REQUEST:
Print out the entries below with no edits.

PROVIDED MATERIAL:
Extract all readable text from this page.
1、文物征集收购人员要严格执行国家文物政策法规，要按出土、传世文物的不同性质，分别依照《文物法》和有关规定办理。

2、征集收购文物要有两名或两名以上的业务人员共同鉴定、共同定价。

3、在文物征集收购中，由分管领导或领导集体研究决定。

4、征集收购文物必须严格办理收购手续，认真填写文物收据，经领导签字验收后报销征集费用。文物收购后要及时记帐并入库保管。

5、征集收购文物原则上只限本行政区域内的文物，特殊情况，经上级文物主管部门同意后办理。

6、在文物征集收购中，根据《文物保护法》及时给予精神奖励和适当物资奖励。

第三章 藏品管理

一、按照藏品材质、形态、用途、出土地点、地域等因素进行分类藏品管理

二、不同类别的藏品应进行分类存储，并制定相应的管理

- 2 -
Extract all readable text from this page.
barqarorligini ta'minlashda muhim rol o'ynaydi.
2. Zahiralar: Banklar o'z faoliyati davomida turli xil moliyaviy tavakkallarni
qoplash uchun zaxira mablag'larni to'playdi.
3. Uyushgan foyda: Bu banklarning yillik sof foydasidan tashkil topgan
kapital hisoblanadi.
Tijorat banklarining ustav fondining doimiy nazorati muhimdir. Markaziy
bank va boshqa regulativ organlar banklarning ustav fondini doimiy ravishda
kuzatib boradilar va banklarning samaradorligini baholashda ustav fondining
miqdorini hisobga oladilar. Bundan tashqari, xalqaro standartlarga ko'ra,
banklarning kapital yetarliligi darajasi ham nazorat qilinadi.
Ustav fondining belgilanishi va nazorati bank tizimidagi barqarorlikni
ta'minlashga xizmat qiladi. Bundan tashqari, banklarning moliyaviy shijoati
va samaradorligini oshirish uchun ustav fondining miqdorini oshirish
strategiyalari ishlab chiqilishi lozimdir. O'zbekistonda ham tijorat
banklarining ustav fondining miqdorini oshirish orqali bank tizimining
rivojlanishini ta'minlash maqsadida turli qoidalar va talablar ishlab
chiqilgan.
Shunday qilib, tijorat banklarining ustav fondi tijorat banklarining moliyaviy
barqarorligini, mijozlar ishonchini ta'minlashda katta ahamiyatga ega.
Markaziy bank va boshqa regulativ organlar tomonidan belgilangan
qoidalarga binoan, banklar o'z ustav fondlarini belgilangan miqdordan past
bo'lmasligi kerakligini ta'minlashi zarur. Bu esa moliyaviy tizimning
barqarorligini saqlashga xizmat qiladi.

EXERCISE OUTPUT:
Extract all readable text from this page.
1、文物征集收购人员要严格执行国家文物政策法规，要按出土、传世文物的不同性质，分别依照《文物法》和有关规定办理。

2、征集收购文物要有两名或两名以上的业务人员共同鉴定、共同定价。

3、在文物征集收购中，由分管领导或领导集体研究决定。

4、征集收购文物必须严格办理收购手续，认真填写文物收据，经领导签字验收后报销征集费用。文物收购后要及时记帐并入库保管。

5、征集收购文物原则上只限本行政区域内的文物，特殊情况，经上级文物主管部门同意后办理。

6、在文物征集收购中，根据《文物保护法》及时给予精神奖励和适当物资奖励。

第三章 藏品管理

一、按照藏品材质、形态、用途、出土地点、地域等因素进行分类藏品管理

二、不同类别的藏品应进行分类存储，并制定相应的管理

- 2 -
Extract all readable text from this page.
barqarorligini ta'minlashda muhim rol o'ynaydi.
2. Zahiralar: Banklar o'z faoliyati davomida turli xil moliyaviy tavakkallarni
qoplash uchun zaxira mablag'larni to'playdi.
3. Uyushgan foyda: Bu banklarning yillik sof foydasidan tashkil topgan
kapital hisoblanadi.
Tijorat banklarining ustav fondining doimiy nazorati muhimdir. Markaziy
bank va boshqa regulativ organlar banklarning ustav fondini doimiy ravishda
kuzatib boradilar va banklarning samaradorligini baholashda ustav fondining
miqdorini hisobga oladilar. Bundan tashqari, xalqaro standartlarga ko'ra,
banklarning kapital yetarliligi darajasi ham nazorat qilinadi.
Ustav fondining belgilanishi va nazorati bank tizimidagi barqarorlikni
ta'minlashga xizmat qiladi. Bundan tashqari, banklarning moliyaviy shijoati
va samaradorligini oshirish uchun ustav fondining miqdorini oshirish
strategiyalari ishlab chiqilishi lozimdir. O'zbekistonda ham tijorat
banklarining ustav fondining miqdorini oshirish orqali bank tizimining
rivojlanishini ta'minlash maqsadida turli qoidalar va talablar ishlab
chiqilgan.
Shunday qilib, tijorat banklarining ustav fondi tijorat banklarining moliyaviy
barqarorligini, mijozlar ishonchini ta'minlashda katta ahamiyatga ega.
Markaziy bank va boshqa regulativ organlar tomonidan belgilangan
qoidalarga binoan, banklar o'z ustav fondlarini belgilangan miqdordan past
bo'lmasligi kerakligini ta'minlashi zarur. Bu esa moliyaviy tizimning
barqarorligini saqlashga xizmat qiladi.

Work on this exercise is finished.